§ **Provided entries**:
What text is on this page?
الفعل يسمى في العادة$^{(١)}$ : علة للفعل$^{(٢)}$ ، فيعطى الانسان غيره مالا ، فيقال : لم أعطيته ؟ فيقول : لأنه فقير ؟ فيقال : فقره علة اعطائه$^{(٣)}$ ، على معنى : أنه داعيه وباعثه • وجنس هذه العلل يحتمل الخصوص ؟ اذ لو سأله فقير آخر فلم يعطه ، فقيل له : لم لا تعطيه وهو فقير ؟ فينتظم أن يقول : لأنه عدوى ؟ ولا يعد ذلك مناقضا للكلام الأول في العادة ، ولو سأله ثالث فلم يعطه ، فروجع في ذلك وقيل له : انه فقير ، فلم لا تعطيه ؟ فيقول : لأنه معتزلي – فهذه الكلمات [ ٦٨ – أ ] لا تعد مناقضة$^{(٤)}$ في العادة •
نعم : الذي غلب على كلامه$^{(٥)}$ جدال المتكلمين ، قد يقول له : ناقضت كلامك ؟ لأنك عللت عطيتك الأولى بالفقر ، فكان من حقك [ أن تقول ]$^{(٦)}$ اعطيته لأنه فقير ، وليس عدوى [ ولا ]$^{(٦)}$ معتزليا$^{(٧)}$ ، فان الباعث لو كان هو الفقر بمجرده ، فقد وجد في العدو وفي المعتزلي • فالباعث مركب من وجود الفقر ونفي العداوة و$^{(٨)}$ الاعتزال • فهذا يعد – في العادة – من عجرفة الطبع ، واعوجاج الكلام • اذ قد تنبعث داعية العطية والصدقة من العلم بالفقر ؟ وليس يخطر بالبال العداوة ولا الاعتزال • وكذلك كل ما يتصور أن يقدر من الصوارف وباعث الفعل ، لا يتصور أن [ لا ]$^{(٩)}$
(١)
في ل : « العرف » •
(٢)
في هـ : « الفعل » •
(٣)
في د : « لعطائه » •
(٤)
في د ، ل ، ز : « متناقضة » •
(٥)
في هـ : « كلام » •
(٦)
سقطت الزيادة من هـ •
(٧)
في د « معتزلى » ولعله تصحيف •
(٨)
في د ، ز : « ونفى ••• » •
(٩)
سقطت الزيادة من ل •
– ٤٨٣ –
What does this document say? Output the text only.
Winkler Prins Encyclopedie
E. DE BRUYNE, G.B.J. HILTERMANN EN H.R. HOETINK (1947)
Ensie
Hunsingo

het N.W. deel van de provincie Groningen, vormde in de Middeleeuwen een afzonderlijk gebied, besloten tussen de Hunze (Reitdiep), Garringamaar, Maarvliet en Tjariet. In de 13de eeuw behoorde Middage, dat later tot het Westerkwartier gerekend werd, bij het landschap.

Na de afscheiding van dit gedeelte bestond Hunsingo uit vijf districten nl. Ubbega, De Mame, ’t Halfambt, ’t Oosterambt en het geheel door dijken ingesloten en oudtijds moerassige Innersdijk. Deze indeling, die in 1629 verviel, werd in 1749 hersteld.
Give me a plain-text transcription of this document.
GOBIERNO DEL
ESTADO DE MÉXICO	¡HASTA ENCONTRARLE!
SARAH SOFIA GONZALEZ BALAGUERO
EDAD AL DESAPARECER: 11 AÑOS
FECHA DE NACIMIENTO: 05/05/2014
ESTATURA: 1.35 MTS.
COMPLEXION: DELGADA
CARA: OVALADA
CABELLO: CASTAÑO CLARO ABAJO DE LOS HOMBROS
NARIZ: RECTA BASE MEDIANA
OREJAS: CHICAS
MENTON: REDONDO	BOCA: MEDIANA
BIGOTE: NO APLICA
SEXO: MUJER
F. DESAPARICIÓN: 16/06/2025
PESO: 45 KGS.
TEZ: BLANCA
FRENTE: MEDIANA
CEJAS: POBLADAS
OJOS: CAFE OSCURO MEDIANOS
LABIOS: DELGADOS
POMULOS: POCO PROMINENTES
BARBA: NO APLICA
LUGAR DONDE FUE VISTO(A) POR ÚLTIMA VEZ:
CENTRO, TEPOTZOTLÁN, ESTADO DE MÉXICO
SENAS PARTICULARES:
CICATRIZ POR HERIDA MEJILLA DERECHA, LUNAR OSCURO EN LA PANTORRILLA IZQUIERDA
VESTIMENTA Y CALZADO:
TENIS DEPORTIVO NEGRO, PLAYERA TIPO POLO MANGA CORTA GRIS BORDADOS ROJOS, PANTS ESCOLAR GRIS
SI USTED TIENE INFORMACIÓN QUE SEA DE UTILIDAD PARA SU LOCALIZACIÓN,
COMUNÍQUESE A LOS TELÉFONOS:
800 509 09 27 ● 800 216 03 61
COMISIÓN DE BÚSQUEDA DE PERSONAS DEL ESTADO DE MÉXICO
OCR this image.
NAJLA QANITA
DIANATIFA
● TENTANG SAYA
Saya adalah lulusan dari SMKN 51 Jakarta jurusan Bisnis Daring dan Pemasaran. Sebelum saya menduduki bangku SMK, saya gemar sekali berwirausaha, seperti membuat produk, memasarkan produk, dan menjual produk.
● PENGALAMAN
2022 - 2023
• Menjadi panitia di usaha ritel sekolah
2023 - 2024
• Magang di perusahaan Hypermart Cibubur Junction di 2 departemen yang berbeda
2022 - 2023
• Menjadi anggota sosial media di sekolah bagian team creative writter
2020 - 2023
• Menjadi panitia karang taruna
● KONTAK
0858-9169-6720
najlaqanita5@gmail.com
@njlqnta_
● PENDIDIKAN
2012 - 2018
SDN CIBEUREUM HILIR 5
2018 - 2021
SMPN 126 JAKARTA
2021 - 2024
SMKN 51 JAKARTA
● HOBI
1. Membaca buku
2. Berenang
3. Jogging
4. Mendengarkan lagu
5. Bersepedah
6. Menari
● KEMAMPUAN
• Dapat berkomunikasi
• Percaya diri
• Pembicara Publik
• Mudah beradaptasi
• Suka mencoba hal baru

§ **Task goal**: Look through the entries above; copy every line holding the string "ESTADO".

§ **Task output**:
ESTADO DE MÉXICO	¡HASTA ENCONTRARLE!
CENTRO, TEPOTZOTLÁN, ESTADO DE MÉXICO
COMISIÓN DE BÚSQUEDA DE PERSONAS DEL ESTADO DE MÉXICO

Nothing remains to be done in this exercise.